Dataset items
************

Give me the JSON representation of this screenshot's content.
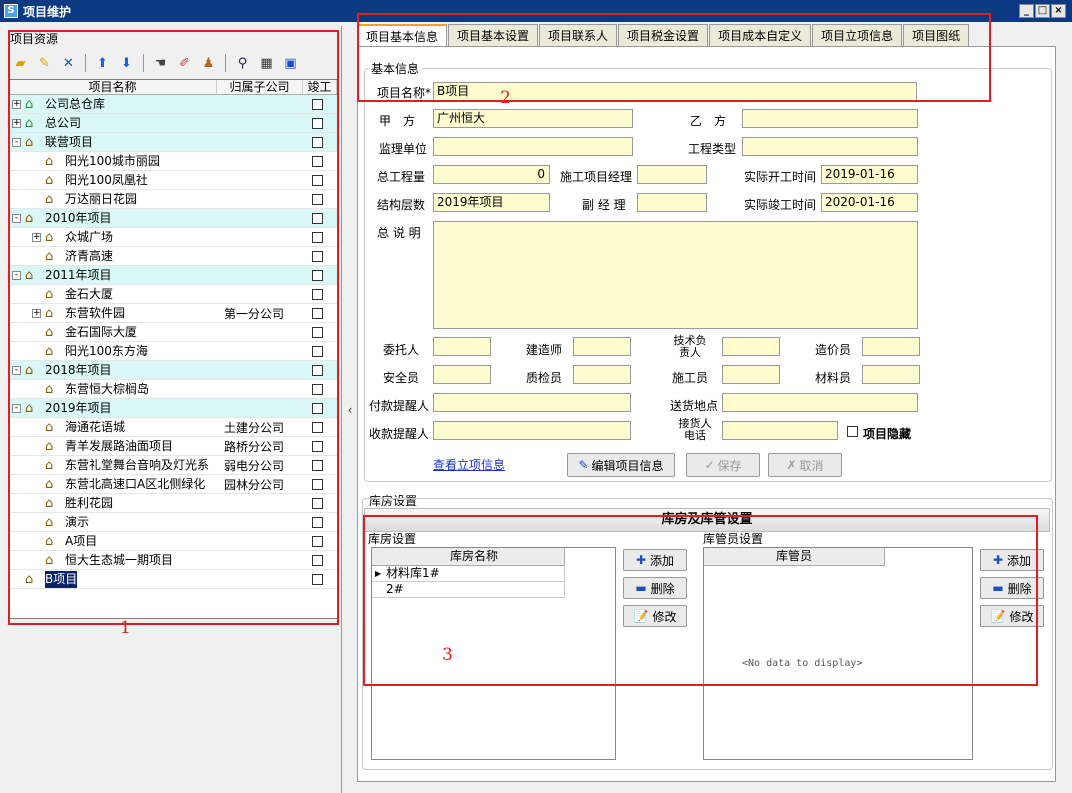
{
  "window": {
    "title": "项目维护",
    "min": "_",
    "max": "□",
    "close": "×"
  },
  "left": {
    "title": "项目资源",
    "columns": [
      "项目名称",
      "归属子公司",
      "竣工"
    ],
    "rows": [
      {
        "name": "公司总仓库",
        "level": 0,
        "group": true,
        "exp": "+",
        "green": true,
        "company": ""
      },
      {
        "name": "总公司",
        "level": 0,
        "group": true,
        "exp": "+",
        "green": true,
        "company": ""
      },
      {
        "name": "联营项目",
        "level": 0,
        "group": true,
        "exp": "-",
        "company": ""
      },
      {
        "name": "阳光100城市丽园",
        "level": 1,
        "company": ""
      },
      {
        "name": "阳光100凤凰社",
        "level": 1,
        "company": ""
      },
      {
        "name": "万达丽日花园",
        "level": 1,
        "company": ""
      },
      {
        "name": "2010年项目",
        "level": 0,
        "group": true,
        "exp": "-",
        "company": ""
      },
      {
        "name": "众城广场",
        "level": 1,
        "exp": "+",
        "company": ""
      },
      {
        "name": "济青高速",
        "level": 1,
        "company": ""
      },
      {
        "name": "2011年项目",
        "level": 0,
        "group": true,
        "exp": "-",
        "company": ""
      },
      {
        "name": "金石大厦",
        "level": 1,
        "company": ""
      },
      {
        "name": "东营软件园",
        "level": 1,
        "exp": "+",
        "company": "第一分公司"
      },
      {
        "name": "金石国际大厦",
        "level": 1,
        "company": ""
      },
      {
        "name": "阳光100东方海",
        "level": 1,
        "company": ""
      },
      {
        "name": "2018年项目",
        "level": 0,
        "group": true,
        "exp": "-",
        "company": ""
      },
      {
        "name": "东营恒大棕榈岛",
        "level": 1,
        "company": ""
      },
      {
        "name": "2019年项目",
        "level": 0,
        "group": true,
        "exp": "-",
        "company": ""
      },
      {
        "name": "海通花语城",
        "level": 1,
        "company": "土建分公司"
      },
      {
        "name": "青羊发展路油面项目",
        "level": 1,
        "company": "路桥分公司"
      },
      {
        "name": "东营礼堂舞台音响及灯光系",
        "level": 1,
        "company": "弱电分公司"
      },
      {
        "name": "东营北高速口A区北侧绿化",
        "level": 1,
        "company": "园林分公司"
      },
      {
        "name": "胜利花园",
        "level": 1,
        "company": ""
      },
      {
        "name": "演示",
        "level": 1,
        "company": ""
      },
      {
        "name": "A项目",
        "level": 1,
        "company": ""
      },
      {
        "name": "恒大生态城一期项目",
        "level": 1,
        "company": ""
      },
      {
        "name": "B项目",
        "level": 0,
        "selected": true,
        "company": ""
      }
    ]
  },
  "tabs": [
    "项目基本信息",
    "项目基本设置",
    "项目联系人",
    "项目税金设置",
    "项目成本自定义",
    "项目立项信息",
    "项目图纸"
  ],
  "basic": {
    "group_title": "基本信息",
    "name_label": "项目名称*",
    "name_value": "B项目",
    "jia_label": "甲　方",
    "jia_value": "广州恒大",
    "yi_label": "乙　方",
    "yi_value": "",
    "supervisor_label": "监理单位",
    "supervisor_value": "",
    "type_label": "工程类型",
    "type_value": "",
    "total_label": "总工程量",
    "total_value": "0",
    "pm_label": "施工项目经理",
    "pm_value": "",
    "start_label": "实际开工时间",
    "start_value": "2019-01-16",
    "level_label": "结构层数",
    "level_value": "2019年项目",
    "vice_label": "副 经 理",
    "vice_value": "",
    "end_label": "实际竣工时间",
    "end_value": "2020-01-16",
    "desc_label": "总 说 明",
    "desc_value": "",
    "client_label": "委托人",
    "architect_label": "建造师",
    "tech_label": "技术负责人",
    "cost_label": "造价员",
    "safety_label": "安全员",
    "quality_label": "质检员",
    "worker_label": "施工员",
    "material_label": "材料员",
    "payremind_label": "付款提醒人",
    "delivery_label": "送货地点",
    "recvremind_label": "收款提醒人",
    "receiver_label": "接货人电话",
    "hide_label": "项目隐藏",
    "view_link": "查看立项信息",
    "edit_btn": "编辑项目信息",
    "save_btn": "保存",
    "cancel_btn": "取消"
  },
  "warehouse": {
    "section_title": "库房设置",
    "header": "库房及库管设置",
    "left_title": "库房设置",
    "left_col": "库房名称",
    "left_rows": [
      "材料库1#",
      "2#"
    ],
    "right_title": "库管员设置",
    "right_col": "库管员",
    "no_data": "<No data to display>",
    "add": "添加",
    "del": "删除",
    "edit": "修改"
  },
  "annotations": [
    "1",
    "2",
    "3"
  ]
}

************

- **What the task asks**
Set down the complete material exactly, but do not include the images.

- **Task answer**
Give me the JSON representation of this screenshot's content.
{
  "window": {
    "title": "项目维护",
    "min": "_",
    "max": "□",
    "close": "×"
  },
  "left": {
    "title": "项目资源",
    "columns": [
      "项目名称",
      "归属子公司",
      "竣工"
    ],
    "rows": [
      {
        "name": "公司总仓库",
        "level": 0,
        "group": true,
        "exp": "+",
        "green": true,
        "company": ""
      },
      {
        "name": "总公司",
        "level": 0,
        "group": true,
        "exp": "+",
        "green": true,
        "company": ""
      },
      {
        "name": "联营项目",
        "level": 0,
        "group": true,
        "exp": "-",
        "company": ""
      },
      {
        "name": "阳光100城市丽园",
        "level": 1,
        "company": ""
      },
      {
        "name": "阳光100凤凰社",
        "level": 1,
        "company": ""
      },
      {
        "name": "万达丽日花园",
        "level": 1,
        "company": ""
      },
      {
        "name": "2010年项目",
        "level": 0,
        "group": true,
        "exp": "-",
        "company": ""
      },
      {
        "name": "众城广场",
        "level": 1,
        "exp": "+",
        "company": ""
      },
      {
        "name": "济青高速",
        "level": 1,
        "company": ""
      },
      {
        "name": "2011年项目",
        "level": 0,
        "group": true,
        "exp": "-",
        "company": ""
      },
      {
        "name": "金石大厦",
        "level": 1,
        "company": ""
      },
      {
        "name": "东营软件园",
        "level": 1,
        "exp": "+",
        "company": "第一分公司"
      },
      {
        "name": "金石国际大厦",
        "level": 1,
        "company": ""
      },
      {
        "name": "阳光100东方海",
        "level": 1,
        "company": ""
      },
      {
        "name": "2018年项目",
        "level": 0,
        "group": true,
        "exp": "-",
        "company": ""
      },
      {
        "name": "东营恒大棕榈岛",
        "level": 1,
        "company": ""
      },
      {
        "name": "2019年项目",
        "level": 0,
        "group": true,
        "exp": "-",
        "company": ""
      },
      {
        "name": "海通花语城",
        "level": 1,
        "company": "土建分公司"
      },
      {
        "name": "青羊发展路油面项目",
        "level": 1,
        "company": "路桥分公司"
      },
      {
        "name": "东营礼堂舞台音响及灯光系",
        "level": 1,
        "company": "弱电分公司"
      },
      {
        "name": "东营北高速口A区北侧绿化",
        "level": 1,
        "company": "园林分公司"
      },
      {
        "name": "胜利花园",
        "level": 1,
        "company": ""
      },
      {
        "name": "演示",
        "level": 1,
        "company": ""
      },
      {
        "name": "A项目",
        "level": 1,
        "company": ""
      },
      {
        "name": "恒大生态城一期项目",
        "level": 1,
        "company": ""
      },
      {
        "name": "B项目",
        "level": 0,
        "selected": true,
        "company": ""
      }
    ]
  },
  "tabs": [
    "项目基本信息",
    "项目基本设置",
    "项目联系人",
    "项目税金设置",
    "项目成本自定义",
    "项目立项信息",
    "项目图纸"
  ],
  "basic": {
    "group_title": "基本信息",
    "name_label": "项目名称*",
    "name_value": "B项目",
    "jia_label": "甲　方",
    "jia_value": "广州恒大",
    "yi_label": "乙　方",
    "yi_value": "",
    "supervisor_label": "监理单位",
    "supervisor_value": "",
    "type_label": "工程类型",
    "type_value": "",
    "total_label": "总工程量",
    "total_value": "0",
    "pm_label": "施工项目经理",
    "pm_value": "",
    "start_label": "实际开工时间",
    "start_value": "2019-01-16",
    "level_label": "结构层数",
    "level_value": "2019年项目",
    "vice_label": "副 经 理",
    "vice_value": "",
    "end_label": "实际竣工时间",
    "end_value": "2020-01-16",
    "desc_label": "总 说 明",
    "desc_value": "",
    "client_label": "委托人",
    "architect_label": "建造师",
    "tech_label": "技术负责人",
    "cost_label": "造价员",
    "safety_label": "安全员",
    "quality_label": "质检员",
    "worker_label": "施工员",
    "material_label": "材料员",
    "payremind_label": "付款提醒人",
    "delivery_label": "送货地点",
    "recvremind_label": "收款提醒人",
    "receiver_label": "接货人电话",
    "hide_label": "项目隐藏",
    "view_link": "查看立项信息",
    "edit_btn": "编辑项目信息",
    "save_btn": "保存",
    "cancel_btn": "取消"
  },
  "warehouse": {
    "section_title": "库房设置",
    "header": "库房及库管设置",
    "left_title": "库房设置",
    "left_col": "库房名称",
    "left_rows": [
      "材料库1#",
      "2#"
    ],
    "right_title": "库管员设置",
    "right_col": "库管员",
    "no_data": "<No data to display>",
    "add": "添加",
    "del": "删除",
    "edit": "修改"
  },
  "annotations": [
    "1",
    "2",
    "3"
  ]
}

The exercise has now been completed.